## Task statement
Exclude all pictures, then copy each of the records exactly as written.

## Data in this exercise
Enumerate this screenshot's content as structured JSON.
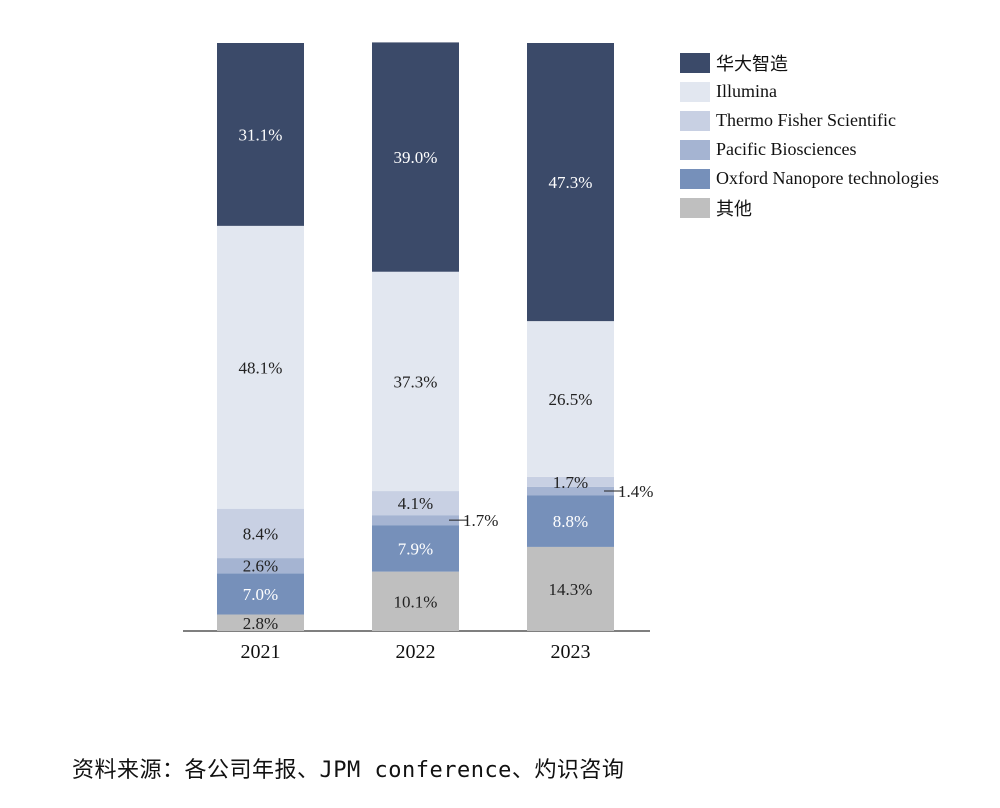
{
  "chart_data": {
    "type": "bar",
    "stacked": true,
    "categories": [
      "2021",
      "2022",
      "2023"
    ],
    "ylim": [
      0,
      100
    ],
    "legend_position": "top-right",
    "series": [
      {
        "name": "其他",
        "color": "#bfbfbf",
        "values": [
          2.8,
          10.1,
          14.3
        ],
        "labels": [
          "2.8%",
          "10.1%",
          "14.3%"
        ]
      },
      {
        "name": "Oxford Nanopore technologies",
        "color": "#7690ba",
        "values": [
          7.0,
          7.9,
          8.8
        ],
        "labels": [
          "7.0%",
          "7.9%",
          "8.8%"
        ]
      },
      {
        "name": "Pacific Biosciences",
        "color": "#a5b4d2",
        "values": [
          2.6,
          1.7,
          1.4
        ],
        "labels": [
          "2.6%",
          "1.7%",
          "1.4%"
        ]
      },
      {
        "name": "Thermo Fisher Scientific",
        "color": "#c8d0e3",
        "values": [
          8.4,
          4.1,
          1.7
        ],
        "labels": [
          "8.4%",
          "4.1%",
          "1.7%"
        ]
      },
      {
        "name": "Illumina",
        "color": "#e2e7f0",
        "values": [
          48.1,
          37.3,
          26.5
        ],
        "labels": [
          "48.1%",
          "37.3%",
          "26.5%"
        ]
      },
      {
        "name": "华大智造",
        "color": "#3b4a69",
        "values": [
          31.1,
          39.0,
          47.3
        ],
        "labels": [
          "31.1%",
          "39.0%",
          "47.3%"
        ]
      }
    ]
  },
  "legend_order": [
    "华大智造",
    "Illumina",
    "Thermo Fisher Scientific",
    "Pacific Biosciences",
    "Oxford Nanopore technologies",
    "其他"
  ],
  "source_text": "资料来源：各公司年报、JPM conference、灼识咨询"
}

## The answer
Enumerate this screenshot's content as structured JSON.
{
  "chart_data": {
    "type": "bar",
    "stacked": true,
    "categories": [
      "2021",
      "2022",
      "2023"
    ],
    "ylim": [
      0,
      100
    ],
    "legend_position": "top-right",
    "series": [
      {
        "name": "其他",
        "color": "#bfbfbf",
        "values": [
          2.8,
          10.1,
          14.3
        ],
        "labels": [
          "2.8%",
          "10.1%",
          "14.3%"
        ]
      },
      {
        "name": "Oxford Nanopore technologies",
        "color": "#7690ba",
        "values": [
          7.0,
          7.9,
          8.8
        ],
        "labels": [
          "7.0%",
          "7.9%",
          "8.8%"
        ]
      },
      {
        "name": "Pacific Biosciences",
        "color": "#a5b4d2",
        "values": [
          2.6,
          1.7,
          1.4
        ],
        "labels": [
          "2.6%",
          "1.7%",
          "1.4%"
        ]
      },
      {
        "name": "Thermo Fisher Scientific",
        "color": "#c8d0e3",
        "values": [
          8.4,
          4.1,
          1.7
        ],
        "labels": [
          "8.4%",
          "4.1%",
          "1.7%"
        ]
      },
      {
        "name": "Illumina",
        "color": "#e2e7f0",
        "values": [
          48.1,
          37.3,
          26.5
        ],
        "labels": [
          "48.1%",
          "37.3%",
          "26.5%"
        ]
      },
      {
        "name": "华大智造",
        "color": "#3b4a69",
        "values": [
          31.1,
          39.0,
          47.3
        ],
        "labels": [
          "31.1%",
          "39.0%",
          "47.3%"
        ]
      }
    ]
  },
  "legend_order": [
    "华大智造",
    "Illumina",
    "Thermo Fisher Scientific",
    "Pacific Biosciences",
    "Oxford Nanopore technologies",
    "其他"
  ],
  "source_text": "资料来源：各公司年报、JPM conference、灼识咨询"
}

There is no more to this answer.